# start of Given data

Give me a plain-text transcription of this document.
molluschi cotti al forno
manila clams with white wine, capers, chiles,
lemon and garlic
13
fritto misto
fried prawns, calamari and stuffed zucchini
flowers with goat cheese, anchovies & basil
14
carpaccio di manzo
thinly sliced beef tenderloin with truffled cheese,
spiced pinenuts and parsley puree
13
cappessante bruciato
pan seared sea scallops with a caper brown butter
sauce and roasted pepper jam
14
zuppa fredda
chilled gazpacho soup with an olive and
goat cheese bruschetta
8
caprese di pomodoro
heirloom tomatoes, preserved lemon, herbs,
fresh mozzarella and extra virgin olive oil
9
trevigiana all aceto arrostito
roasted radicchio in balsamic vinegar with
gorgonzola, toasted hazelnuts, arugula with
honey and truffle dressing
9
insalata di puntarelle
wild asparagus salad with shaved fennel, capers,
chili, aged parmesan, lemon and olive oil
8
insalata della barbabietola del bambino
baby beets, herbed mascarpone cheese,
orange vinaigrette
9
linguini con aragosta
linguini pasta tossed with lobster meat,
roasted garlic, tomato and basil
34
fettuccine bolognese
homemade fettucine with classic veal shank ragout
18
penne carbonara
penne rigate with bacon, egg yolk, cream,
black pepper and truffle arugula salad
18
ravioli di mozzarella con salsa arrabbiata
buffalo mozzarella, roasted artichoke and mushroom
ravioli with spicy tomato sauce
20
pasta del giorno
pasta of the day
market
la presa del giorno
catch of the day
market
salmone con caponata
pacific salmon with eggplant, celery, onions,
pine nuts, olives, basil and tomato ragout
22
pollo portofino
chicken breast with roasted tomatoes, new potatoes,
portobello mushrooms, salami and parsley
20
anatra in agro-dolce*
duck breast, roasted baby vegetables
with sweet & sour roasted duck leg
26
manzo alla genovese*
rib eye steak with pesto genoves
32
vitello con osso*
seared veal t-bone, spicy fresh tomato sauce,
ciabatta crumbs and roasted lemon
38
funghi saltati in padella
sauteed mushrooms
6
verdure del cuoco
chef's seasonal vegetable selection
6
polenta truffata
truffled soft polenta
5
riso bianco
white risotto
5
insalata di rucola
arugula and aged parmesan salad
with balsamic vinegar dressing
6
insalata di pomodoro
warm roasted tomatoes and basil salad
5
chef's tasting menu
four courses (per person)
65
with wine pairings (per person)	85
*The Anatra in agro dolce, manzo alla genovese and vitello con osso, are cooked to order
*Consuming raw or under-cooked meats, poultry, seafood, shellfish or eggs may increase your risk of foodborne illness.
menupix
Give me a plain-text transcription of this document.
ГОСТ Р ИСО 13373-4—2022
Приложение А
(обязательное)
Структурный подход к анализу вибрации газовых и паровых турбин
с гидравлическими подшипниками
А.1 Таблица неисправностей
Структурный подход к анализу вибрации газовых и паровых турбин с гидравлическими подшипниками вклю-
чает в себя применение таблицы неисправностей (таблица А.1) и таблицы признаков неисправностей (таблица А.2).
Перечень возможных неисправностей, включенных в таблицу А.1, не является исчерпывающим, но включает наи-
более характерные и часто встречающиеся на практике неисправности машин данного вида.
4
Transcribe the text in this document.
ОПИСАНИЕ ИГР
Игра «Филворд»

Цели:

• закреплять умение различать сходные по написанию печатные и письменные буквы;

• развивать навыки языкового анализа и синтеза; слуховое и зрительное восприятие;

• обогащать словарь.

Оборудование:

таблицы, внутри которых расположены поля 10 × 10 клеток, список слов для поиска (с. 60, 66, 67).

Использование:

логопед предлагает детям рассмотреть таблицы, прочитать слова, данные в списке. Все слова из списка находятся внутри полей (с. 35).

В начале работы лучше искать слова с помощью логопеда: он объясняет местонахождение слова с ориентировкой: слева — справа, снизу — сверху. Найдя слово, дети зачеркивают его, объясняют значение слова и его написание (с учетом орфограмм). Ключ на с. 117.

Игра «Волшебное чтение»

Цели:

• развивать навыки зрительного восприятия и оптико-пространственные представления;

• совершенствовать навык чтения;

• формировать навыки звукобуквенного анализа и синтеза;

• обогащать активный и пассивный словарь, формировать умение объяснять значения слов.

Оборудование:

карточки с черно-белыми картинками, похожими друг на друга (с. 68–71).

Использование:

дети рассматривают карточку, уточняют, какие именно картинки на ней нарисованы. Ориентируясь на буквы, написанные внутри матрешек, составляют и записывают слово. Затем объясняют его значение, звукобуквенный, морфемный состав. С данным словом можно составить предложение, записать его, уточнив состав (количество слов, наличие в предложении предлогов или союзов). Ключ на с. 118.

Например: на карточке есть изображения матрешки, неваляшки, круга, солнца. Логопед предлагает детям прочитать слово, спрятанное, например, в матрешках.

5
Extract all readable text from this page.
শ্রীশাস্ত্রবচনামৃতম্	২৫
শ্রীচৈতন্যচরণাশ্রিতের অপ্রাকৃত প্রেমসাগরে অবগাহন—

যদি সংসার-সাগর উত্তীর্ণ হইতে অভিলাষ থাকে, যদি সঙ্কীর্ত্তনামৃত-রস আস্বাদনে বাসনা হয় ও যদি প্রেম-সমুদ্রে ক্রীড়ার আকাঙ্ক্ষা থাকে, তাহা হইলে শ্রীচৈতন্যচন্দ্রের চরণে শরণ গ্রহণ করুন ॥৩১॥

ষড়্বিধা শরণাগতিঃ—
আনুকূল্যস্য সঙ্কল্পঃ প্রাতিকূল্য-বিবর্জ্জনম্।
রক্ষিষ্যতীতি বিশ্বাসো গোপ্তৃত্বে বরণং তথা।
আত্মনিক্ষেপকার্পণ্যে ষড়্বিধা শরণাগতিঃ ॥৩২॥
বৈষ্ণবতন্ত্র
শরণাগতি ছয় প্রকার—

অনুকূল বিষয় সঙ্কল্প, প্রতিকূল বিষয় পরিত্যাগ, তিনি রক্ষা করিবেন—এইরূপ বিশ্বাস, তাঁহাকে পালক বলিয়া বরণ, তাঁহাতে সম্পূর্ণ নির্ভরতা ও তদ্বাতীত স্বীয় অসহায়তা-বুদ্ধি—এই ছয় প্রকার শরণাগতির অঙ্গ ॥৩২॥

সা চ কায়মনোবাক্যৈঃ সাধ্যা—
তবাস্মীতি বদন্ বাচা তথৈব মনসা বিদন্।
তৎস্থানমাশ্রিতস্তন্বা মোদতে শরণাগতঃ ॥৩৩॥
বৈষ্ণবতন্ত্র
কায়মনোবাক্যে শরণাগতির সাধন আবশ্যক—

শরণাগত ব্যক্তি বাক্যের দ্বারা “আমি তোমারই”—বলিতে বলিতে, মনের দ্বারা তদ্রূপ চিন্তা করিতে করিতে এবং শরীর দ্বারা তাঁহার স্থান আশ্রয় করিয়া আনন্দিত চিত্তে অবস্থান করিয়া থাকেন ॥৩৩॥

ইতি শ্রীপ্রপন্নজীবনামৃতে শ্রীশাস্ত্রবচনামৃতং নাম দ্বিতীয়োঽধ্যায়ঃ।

# end of Given data

In full and verbatim, repeat the records given above.

Give me a plain-text transcription of this document.
molluschi cotti al forno
manila clams with white wine, capers, chiles,
lemon and garlic
13
fritto misto
fried prawns, calamari and stuffed zucchini
flowers with goat cheese, anchovies & basil
14
carpaccio di manzo
thinly sliced beef tenderloin with truffled cheese,
spiced pinenuts and parsley puree
13
cappessante bruciato
pan seared sea scallops with a caper brown butter
sauce and roasted pepper jam
14
zuppa fredda
chilled gazpacho soup with an olive and
goat cheese bruschetta
8
caprese di pomodoro
heirloom tomatoes, preserved lemon, herbs,
fresh mozzarella and extra virgin olive oil
9
trevigiana all aceto arrostito
roasted radicchio in balsamic vinegar with
gorgonzola, toasted hazelnuts, arugula with
honey and truffle dressing
9
insalata di puntarelle
wild asparagus salad with shaved fennel, capers,
chili, aged parmesan, lemon and olive oil
8
insalata della barbabietola del bambino
baby beets, herbed mascarpone cheese,
orange vinaigrette
9
linguini con aragosta
linguini pasta tossed with lobster meat,
roasted garlic, tomato and basil
34
fettuccine bolognese
homemade fettucine with classic veal shank ragout
18
penne carbonara
penne rigate with bacon, egg yolk, cream,
black pepper and truffle arugula salad
18
ravioli di mozzarella con salsa arrabbiata
buffalo mozzarella, roasted artichoke and mushroom
ravioli with spicy tomato sauce
20
pasta del giorno
pasta of the day
market
la presa del giorno
catch of the day
market
salmone con caponata
pacific salmon with eggplant, celery, onions,
pine nuts, olives, basil and tomato ragout
22
pollo portofino
chicken breast with roasted tomatoes, new potatoes,
portobello mushrooms, salami and parsley
20
anatra in agro-dolce*
duck breast, roasted baby vegetables
with sweet & sour roasted duck leg
26
manzo alla genovese*
rib eye steak with pesto genoves
32
vitello con osso*
seared veal t-bone, spicy fresh tomato sauce,
ciabatta crumbs and roasted lemon
38
funghi saltati in padella
sauteed mushrooms
6
verdure del cuoco
chef's seasonal vegetable selection
6
polenta truffata
truffled soft polenta
5
riso bianco
white risotto
5
insalata di rucola
arugula and aged parmesan salad
with balsamic vinegar dressing
6
insalata di pomodoro
warm roasted tomatoes and basil salad
5
chef's tasting menu
four courses (per person)
65
with wine pairings (per person)	85
*The Anatra in agro dolce, manzo alla genovese and vitello con osso, are cooked to order
*Consuming raw or under-cooked meats, poultry, seafood, shellfish or eggs may increase your risk of foodborne illness.
menupix
Give me a plain-text transcription of this document.
ГОСТ Р ИСО 13373-4—2022
Приложение А
(обязательное)
Структурный подход к анализу вибрации газовых и паровых турбин
с гидравлическими подшипниками
А.1 Таблица неисправностей
Структурный подход к анализу вибрации газовых и паровых турбин с гидравлическими подшипниками вклю-
чает в себя применение таблицы неисправностей (таблица А.1) и таблицы признаков неисправностей (таблица А.2).
Перечень возможных неисправностей, включенных в таблицу А.1, не является исчерпывающим, но включает наи-
более характерные и часто встречающиеся на практике неисправности машин данного вида.
4
Transcribe the text in this document.
ОПИСАНИЕ ИГР
Игра «Филворд»

Цели:

• закреплять умение различать сходные по написанию печатные и письменные буквы;

• развивать навыки языкового анализа и синтеза; слуховое и зрительное восприятие;

• обогащать словарь.

Оборудование:

таблицы, внутри которых расположены поля 10 × 10 клеток, список слов для поиска (с. 60, 66, 67).

Использование:

логопед предлагает детям рассмотреть таблицы, прочитать слова, данные в списке. Все слова из списка находятся внутри полей (с. 35).

В начале работы лучше искать слова с помощью логопеда: он объясняет местонахождение слова с ориентировкой: слева — справа, снизу — сверху. Найдя слово, дети зачеркивают его, объясняют значение слова и его написание (с учетом орфограмм). Ключ на с. 117.

Игра «Волшебное чтение»

Цели:

• развивать навыки зрительного восприятия и оптико-пространственные представления;

• совершенствовать навык чтения;

• формировать навыки звукобуквенного анализа и синтеза;

• обогащать активный и пассивный словарь, формировать умение объяснять значения слов.

Оборудование:

карточки с черно-белыми картинками, похожими друг на друга (с. 68–71).

Использование:

дети рассматривают карточку, уточняют, какие именно картинки на ней нарисованы. Ориентируясь на буквы, написанные внутри матрешек, составляют и записывают слово. Затем объясняют его значение, звукобуквенный, морфемный состав. С данным словом можно составить предложение, записать его, уточнив состав (количество слов, наличие в предложении предлогов или союзов). Ключ на с. 118.

Например: на карточке есть изображения матрешки, неваляшки, круга, солнца. Логопед предлагает детям прочитать слово, спрятанное, например, в матрешках.

5
Extract all readable text from this page.
শ্রীশাস্ত্রবচনামৃতম্	২৫
শ্রীচৈতন্যচরণাশ্রিতের অপ্রাকৃত প্রেমসাগরে অবগাহন—

যদি সংসার-সাগর উত্তীর্ণ হইতে অভিলাষ থাকে, যদি সঙ্কীর্ত্তনামৃত-রস আস্বাদনে বাসনা হয় ও যদি প্রেম-সমুদ্রে ক্রীড়ার আকাঙ্ক্ষা থাকে, তাহা হইলে শ্রীচৈতন্যচন্দ্রের চরণে শরণ গ্রহণ করুন ॥৩১॥

ষড়্বিধা শরণাগতিঃ—
আনুকূল্যস্য সঙ্কল্পঃ প্রাতিকূল্য-বিবর্জ্জনম্।
রক্ষিষ্যতীতি বিশ্বাসো গোপ্তৃত্বে বরণং তথা।
আত্মনিক্ষেপকার্পণ্যে ষড়্বিধা শরণাগতিঃ ॥৩২॥
বৈষ্ণবতন্ত্র
শরণাগতি ছয় প্রকার—

অনুকূল বিষয় সঙ্কল্প, প্রতিকূল বিষয় পরিত্যাগ, তিনি রক্ষা করিবেন—এইরূপ বিশ্বাস, তাঁহাকে পালক বলিয়া বরণ, তাঁহাতে সম্পূর্ণ নির্ভরতা ও তদ্বাতীত স্বীয় অসহায়তা-বুদ্ধি—এই ছয় প্রকার শরণাগতির অঙ্গ ॥৩২॥

সা চ কায়মনোবাক্যৈঃ সাধ্যা—
তবাস্মীতি বদন্ বাচা তথৈব মনসা বিদন্।
তৎস্থানমাশ্রিতস্তন্বা মোদতে শরণাগতঃ ॥৩৩॥
বৈষ্ণবতন্ত্র
কায়মনোবাক্যে শরণাগতির সাধন আবশ্যক—

শরণাগত ব্যক্তি বাক্যের দ্বারা “আমি তোমারই”—বলিতে বলিতে, মনের দ্বারা তদ্রূপ চিন্তা করিতে করিতে এবং শরীর দ্বারা তাঁহার স্থান আশ্রয় করিয়া আনন্দিত চিত্তে অবস্থান করিয়া থাকেন ॥৩৩॥

ইতি শ্রীপ্রপন্নজীবনামৃতে শ্রীশাস্ত্রবচনামৃতং নাম দ্বিতীয়োঽধ্যায়ঃ।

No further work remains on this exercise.